## Records provided:
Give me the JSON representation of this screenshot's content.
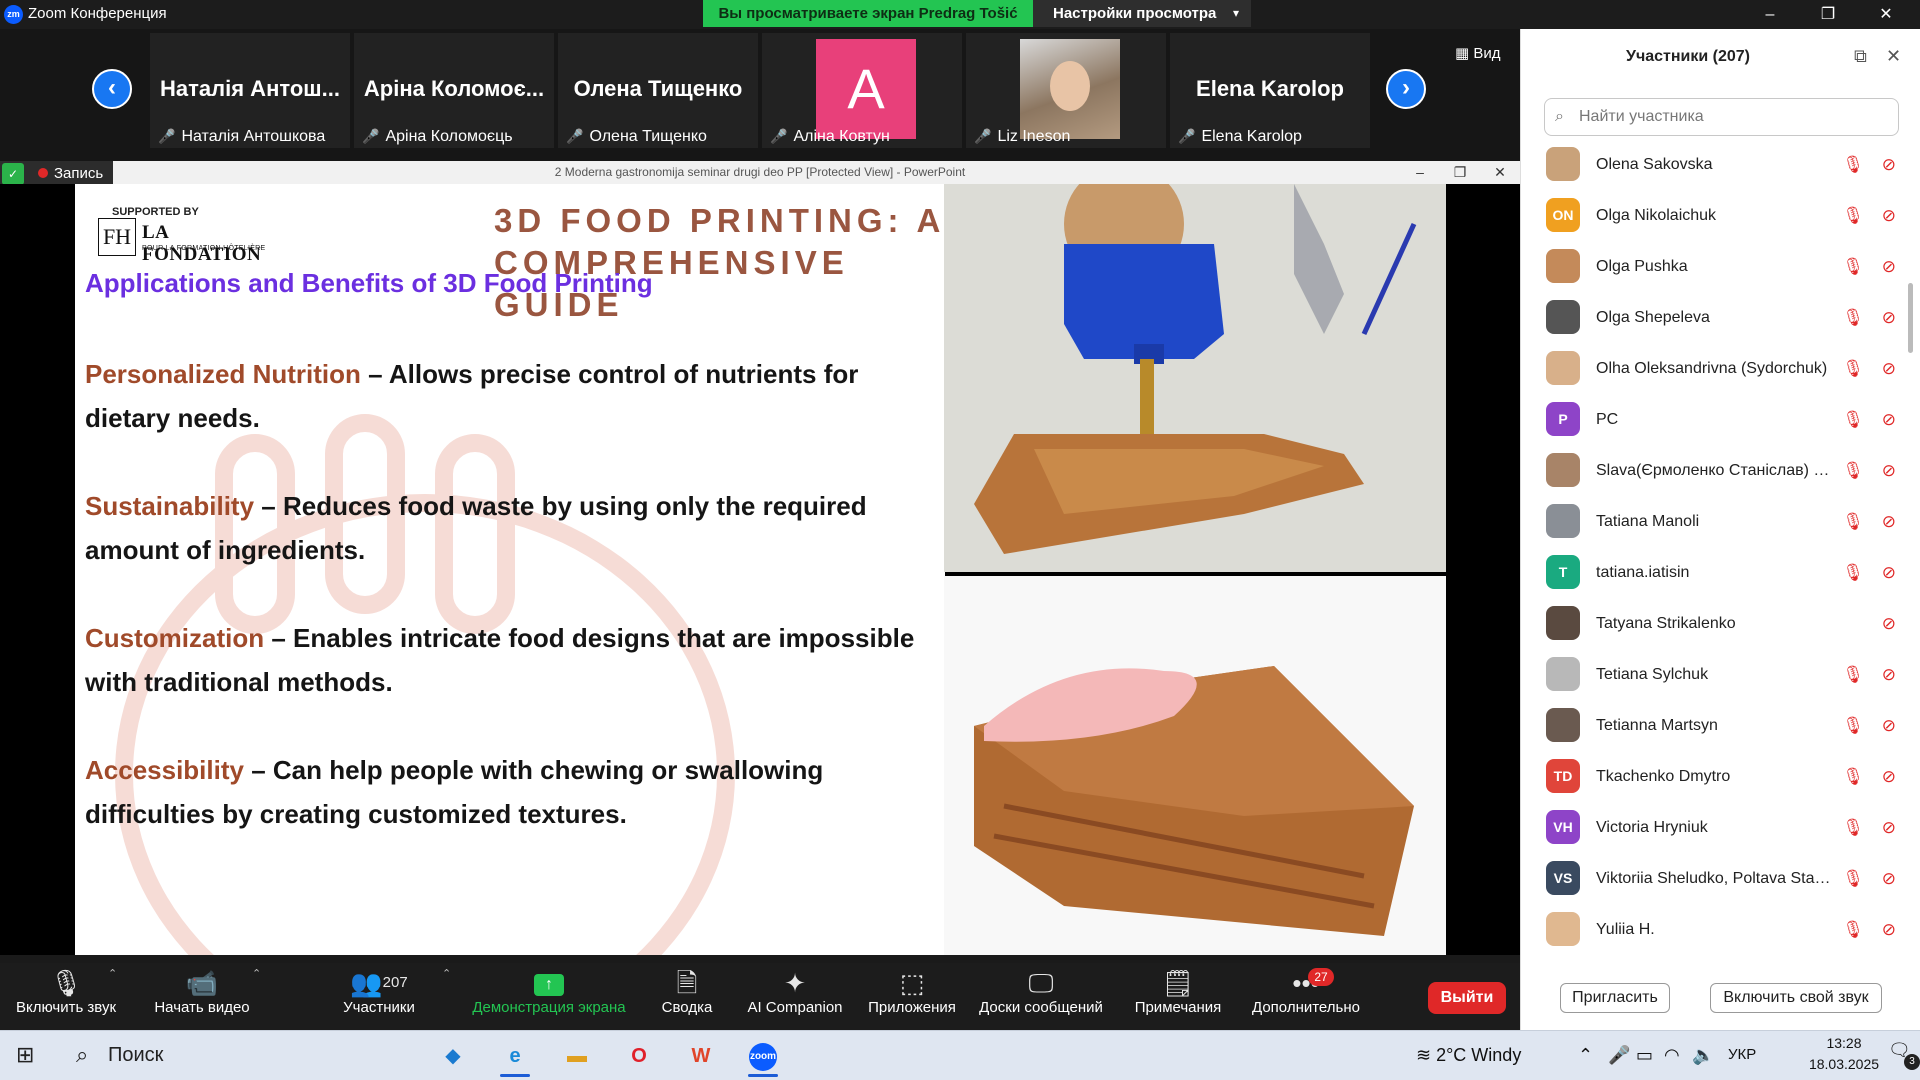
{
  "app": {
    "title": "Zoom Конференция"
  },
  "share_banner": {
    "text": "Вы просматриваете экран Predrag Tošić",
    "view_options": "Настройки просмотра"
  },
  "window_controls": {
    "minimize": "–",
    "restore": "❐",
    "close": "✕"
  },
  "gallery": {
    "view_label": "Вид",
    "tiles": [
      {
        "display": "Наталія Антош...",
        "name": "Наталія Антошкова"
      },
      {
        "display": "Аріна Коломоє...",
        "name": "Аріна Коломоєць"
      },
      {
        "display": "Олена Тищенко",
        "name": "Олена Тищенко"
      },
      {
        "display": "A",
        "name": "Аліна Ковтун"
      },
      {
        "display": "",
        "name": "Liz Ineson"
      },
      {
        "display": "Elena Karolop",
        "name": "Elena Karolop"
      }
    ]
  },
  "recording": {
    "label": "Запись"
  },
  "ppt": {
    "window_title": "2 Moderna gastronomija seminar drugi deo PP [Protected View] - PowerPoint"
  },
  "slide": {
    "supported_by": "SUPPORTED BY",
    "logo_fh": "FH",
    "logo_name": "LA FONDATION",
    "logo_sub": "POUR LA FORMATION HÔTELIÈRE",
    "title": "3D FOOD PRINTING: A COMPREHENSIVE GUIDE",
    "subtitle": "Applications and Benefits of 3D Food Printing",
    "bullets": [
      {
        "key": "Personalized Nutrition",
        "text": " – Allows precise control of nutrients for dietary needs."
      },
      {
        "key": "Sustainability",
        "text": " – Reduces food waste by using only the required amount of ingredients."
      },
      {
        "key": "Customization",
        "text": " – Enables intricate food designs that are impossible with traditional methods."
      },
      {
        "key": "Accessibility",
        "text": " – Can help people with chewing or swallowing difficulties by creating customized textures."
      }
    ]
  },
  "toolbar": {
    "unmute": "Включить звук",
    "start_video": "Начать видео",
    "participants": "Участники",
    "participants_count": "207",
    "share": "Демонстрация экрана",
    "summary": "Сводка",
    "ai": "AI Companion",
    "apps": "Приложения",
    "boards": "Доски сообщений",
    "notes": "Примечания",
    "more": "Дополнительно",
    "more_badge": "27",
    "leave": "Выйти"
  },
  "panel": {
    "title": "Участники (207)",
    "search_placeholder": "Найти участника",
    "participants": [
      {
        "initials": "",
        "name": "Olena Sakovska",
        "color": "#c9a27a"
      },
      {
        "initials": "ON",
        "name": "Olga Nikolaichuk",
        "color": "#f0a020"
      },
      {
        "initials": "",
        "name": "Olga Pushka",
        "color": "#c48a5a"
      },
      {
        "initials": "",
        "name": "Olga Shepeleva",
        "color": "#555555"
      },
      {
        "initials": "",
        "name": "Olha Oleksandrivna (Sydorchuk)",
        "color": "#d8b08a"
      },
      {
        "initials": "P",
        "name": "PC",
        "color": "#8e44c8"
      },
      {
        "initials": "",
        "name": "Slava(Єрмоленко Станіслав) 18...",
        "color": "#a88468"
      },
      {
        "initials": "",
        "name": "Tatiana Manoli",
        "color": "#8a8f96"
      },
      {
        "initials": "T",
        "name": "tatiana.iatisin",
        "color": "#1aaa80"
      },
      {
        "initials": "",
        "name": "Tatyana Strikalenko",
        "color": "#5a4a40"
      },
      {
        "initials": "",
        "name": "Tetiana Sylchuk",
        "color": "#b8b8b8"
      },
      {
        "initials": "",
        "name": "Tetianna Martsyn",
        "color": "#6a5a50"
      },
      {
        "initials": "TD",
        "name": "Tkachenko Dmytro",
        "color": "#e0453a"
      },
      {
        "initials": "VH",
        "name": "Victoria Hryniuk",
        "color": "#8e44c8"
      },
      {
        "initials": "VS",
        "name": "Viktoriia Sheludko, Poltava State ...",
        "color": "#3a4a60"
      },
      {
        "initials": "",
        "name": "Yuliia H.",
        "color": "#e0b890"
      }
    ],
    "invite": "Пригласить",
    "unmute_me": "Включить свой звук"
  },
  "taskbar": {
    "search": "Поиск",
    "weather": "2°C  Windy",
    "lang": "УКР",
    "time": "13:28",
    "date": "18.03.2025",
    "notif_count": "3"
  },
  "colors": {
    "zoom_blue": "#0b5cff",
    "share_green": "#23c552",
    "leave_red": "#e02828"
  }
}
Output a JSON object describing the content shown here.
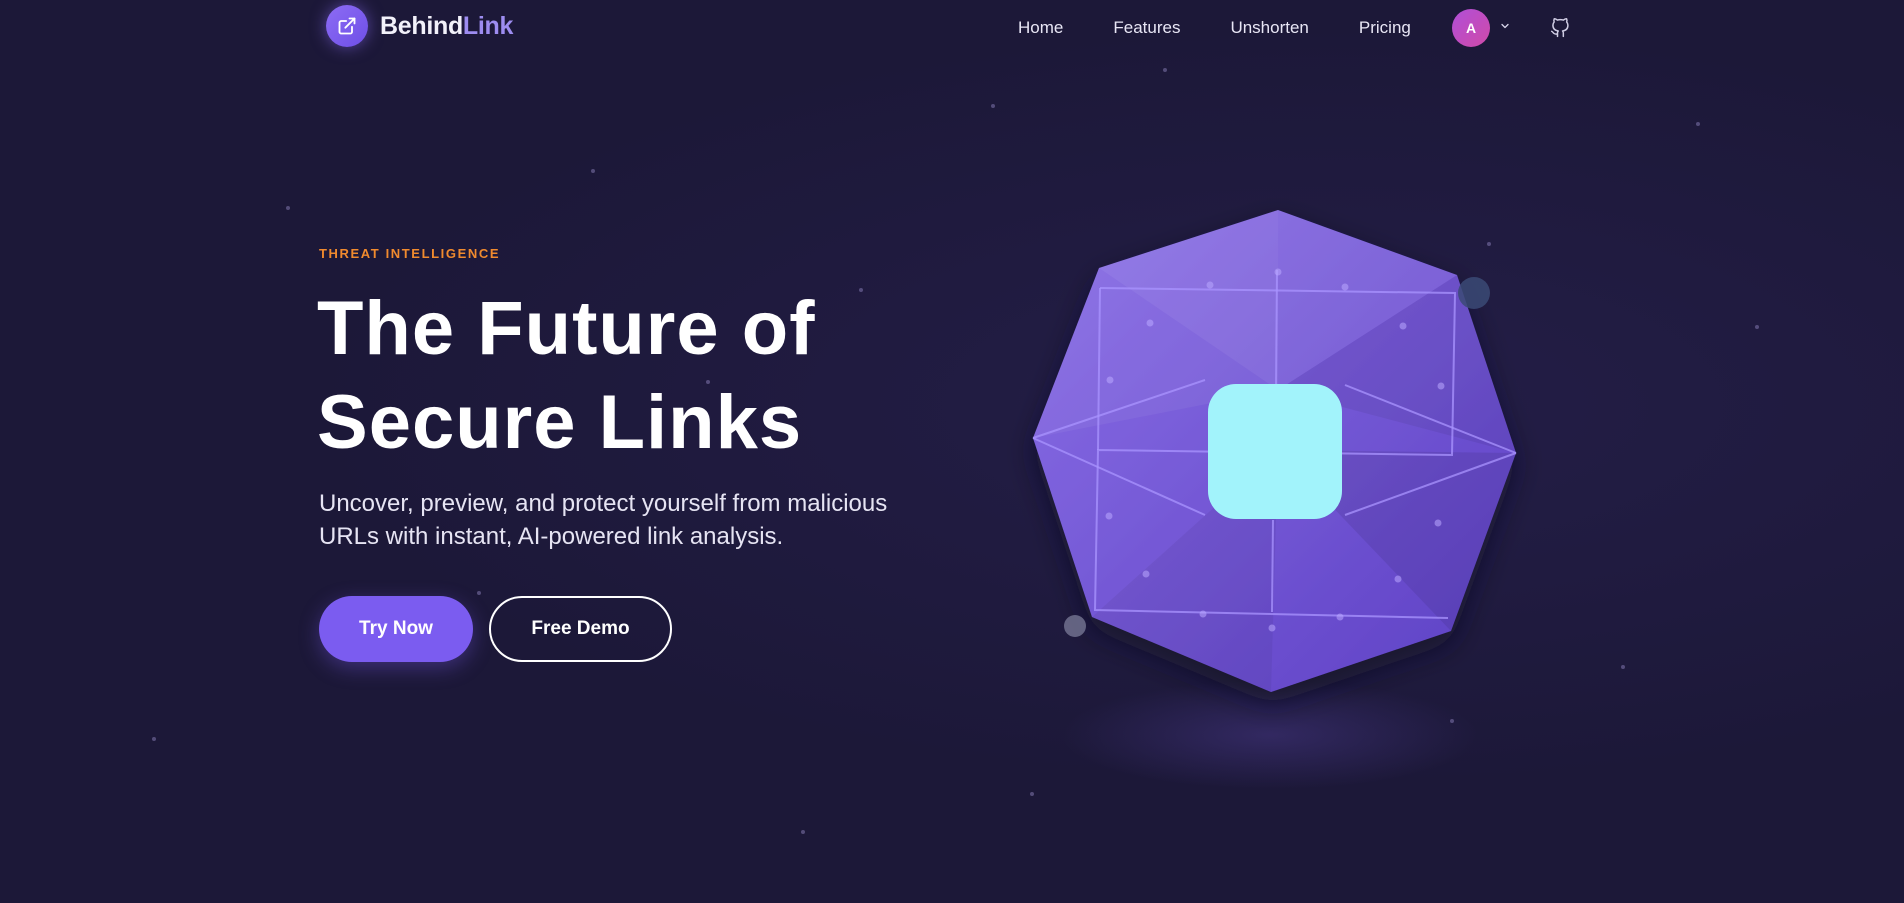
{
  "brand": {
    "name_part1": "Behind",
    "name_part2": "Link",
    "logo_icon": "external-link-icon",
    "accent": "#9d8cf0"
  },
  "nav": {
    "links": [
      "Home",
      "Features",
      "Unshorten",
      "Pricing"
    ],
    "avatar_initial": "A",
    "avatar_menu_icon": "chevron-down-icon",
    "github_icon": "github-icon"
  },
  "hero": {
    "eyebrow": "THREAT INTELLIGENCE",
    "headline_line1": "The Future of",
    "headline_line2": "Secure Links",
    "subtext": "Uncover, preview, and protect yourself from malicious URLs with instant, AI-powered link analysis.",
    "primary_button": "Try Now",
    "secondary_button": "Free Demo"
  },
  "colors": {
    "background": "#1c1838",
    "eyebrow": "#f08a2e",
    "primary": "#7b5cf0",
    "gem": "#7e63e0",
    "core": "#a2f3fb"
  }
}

## Written problem:
Repeat the material above word for word, please, apart from its images.

## The output:
Give me the JSON representation of this screenshot's content.
{
  "app": {
    "title": "Zoom Конференция"
  },
  "share_banner": {
    "text": "Вы просматриваете экран Predrag Tošić",
    "view_options": "Настройки просмотра"
  },
  "window_controls": {
    "minimize": "–",
    "restore": "❐",
    "close": "✕"
  },
  "gallery": {
    "view_label": "Вид",
    "tiles": [
      {
        "display": "Наталія Антош...",
        "name": "Наталія Антошкова"
      },
      {
        "display": "Аріна Коломоє...",
        "name": "Аріна Коломоєць"
      },
      {
        "display": "Олена Тищенко",
        "name": "Олена Тищенко"
      },
      {
        "display": "A",
        "name": "Аліна Ковтун"
      },
      {
        "display": "",
        "name": "Liz Ineson"
      },
      {
        "display": "Elena Karolop",
        "name": "Elena Karolop"
      }
    ]
  },
  "recording": {
    "label": "Запись"
  },
  "ppt": {
    "window_title": "2 Moderna gastronomija seminar drugi deo PP [Protected View] - PowerPoint"
  },
  "slide": {
    "supported_by": "SUPPORTED BY",
    "logo_fh": "FH",
    "logo_name": "LA FONDATION",
    "logo_sub": "POUR LA FORMATION HÔTELIÈRE",
    "title": "3D FOOD PRINTING: A COMPREHENSIVE GUIDE",
    "subtitle": "Applications and Benefits of 3D Food Printing",
    "bullets": [
      {
        "key": "Personalized Nutrition",
        "text": " – Allows precise control of nutrients for dietary needs."
      },
      {
        "key": "Sustainability",
        "text": " – Reduces food waste by using only the required amount of ingredients."
      },
      {
        "key": "Customization",
        "text": " – Enables intricate food designs that are impossible with traditional methods."
      },
      {
        "key": "Accessibility",
        "text": " – Can help people with chewing or swallowing difficulties by creating customized textures."
      }
    ]
  },
  "toolbar": {
    "unmute": "Включить звук",
    "start_video": "Начать видео",
    "participants": "Участники",
    "participants_count": "207",
    "share": "Демонстрация экрана",
    "summary": "Сводка",
    "ai": "AI Companion",
    "apps": "Приложения",
    "boards": "Доски сообщений",
    "notes": "Примечания",
    "more": "Дополнительно",
    "more_badge": "27",
    "leave": "Выйти"
  },
  "panel": {
    "title": "Участники (207)",
    "search_placeholder": "Найти участника",
    "participants": [
      {
        "initials": "",
        "name": "Olena Sakovska",
        "color": "#c9a27a"
      },
      {
        "initials": "ON",
        "name": "Olga Nikolaichuk",
        "color": "#f0a020"
      },
      {
        "initials": "",
        "name": "Olga Pushka",
        "color": "#c48a5a"
      },
      {
        "initials": "",
        "name": "Olga Shepeleva",
        "color": "#555555"
      },
      {
        "initials": "",
        "name": "Olha Oleksandrivna (Sydorchuk)",
        "color": "#d8b08a"
      },
      {
        "initials": "P",
        "name": "PC",
        "color": "#8e44c8"
      },
      {
        "initials": "",
        "name": "Slava(Єрмоленко Станіслав) 18...",
        "color": "#a88468"
      },
      {
        "initials": "",
        "name": "Tatiana Manoli",
        "color": "#8a8f96"
      },
      {
        "initials": "T",
        "name": "tatiana.iatisin",
        "color": "#1aaa80"
      },
      {
        "initials": "",
        "name": "Tatyana Strikalenko",
        "color": "#5a4a40"
      },
      {
        "initials": "",
        "name": "Tetiana Sylchuk",
        "color": "#b8b8b8"
      },
      {
        "initials": "",
        "name": "Tetianna Martsyn",
        "color": "#6a5a50"
      },
      {
        "initials": "TD",
        "name": "Tkachenko Dmytro",
        "color": "#e0453a"
      },
      {
        "initials": "VH",
        "name": "Victoria Hryniuk",
        "color": "#8e44c8"
      },
      {
        "initials": "VS",
        "name": "Viktoriia Sheludko, Poltava State ...",
        "color": "#3a4a60"
      },
      {
        "initials": "",
        "name": "Yuliia H.",
        "color": "#e0b890"
      }
    ],
    "invite": "Пригласить",
    "unmute_me": "Включить свой звук"
  },
  "taskbar": {
    "search": "Поиск",
    "weather": "2°C  Windy",
    "lang": "УКР",
    "time": "13:28",
    "date": "18.03.2025",
    "notif_count": "3"
  },
  "colors": {
    "zoom_blue": "#0b5cff",
    "share_green": "#23c552",
    "leave_red": "#e02828"
  }
}
Output a JSON object describing the content shown here.
{
  "brand": {
    "name_part1": "Behind",
    "name_part2": "Link",
    "logo_icon": "external-link-icon",
    "accent": "#9d8cf0"
  },
  "nav": {
    "links": [
      "Home",
      "Features",
      "Unshorten",
      "Pricing"
    ],
    "avatar_initial": "A",
    "avatar_menu_icon": "chevron-down-icon",
    "github_icon": "github-icon"
  },
  "hero": {
    "eyebrow": "THREAT INTELLIGENCE",
    "headline_line1": "The Future of",
    "headline_line2": "Secure Links",
    "subtext": "Uncover, preview, and protect yourself from malicious URLs with instant, AI-powered link analysis.",
    "primary_button": "Try Now",
    "secondary_button": "Free Demo"
  },
  "colors": {
    "background": "#1c1838",
    "eyebrow": "#f08a2e",
    "primary": "#7b5cf0",
    "gem": "#7e63e0",
    "core": "#a2f3fb"
  }
}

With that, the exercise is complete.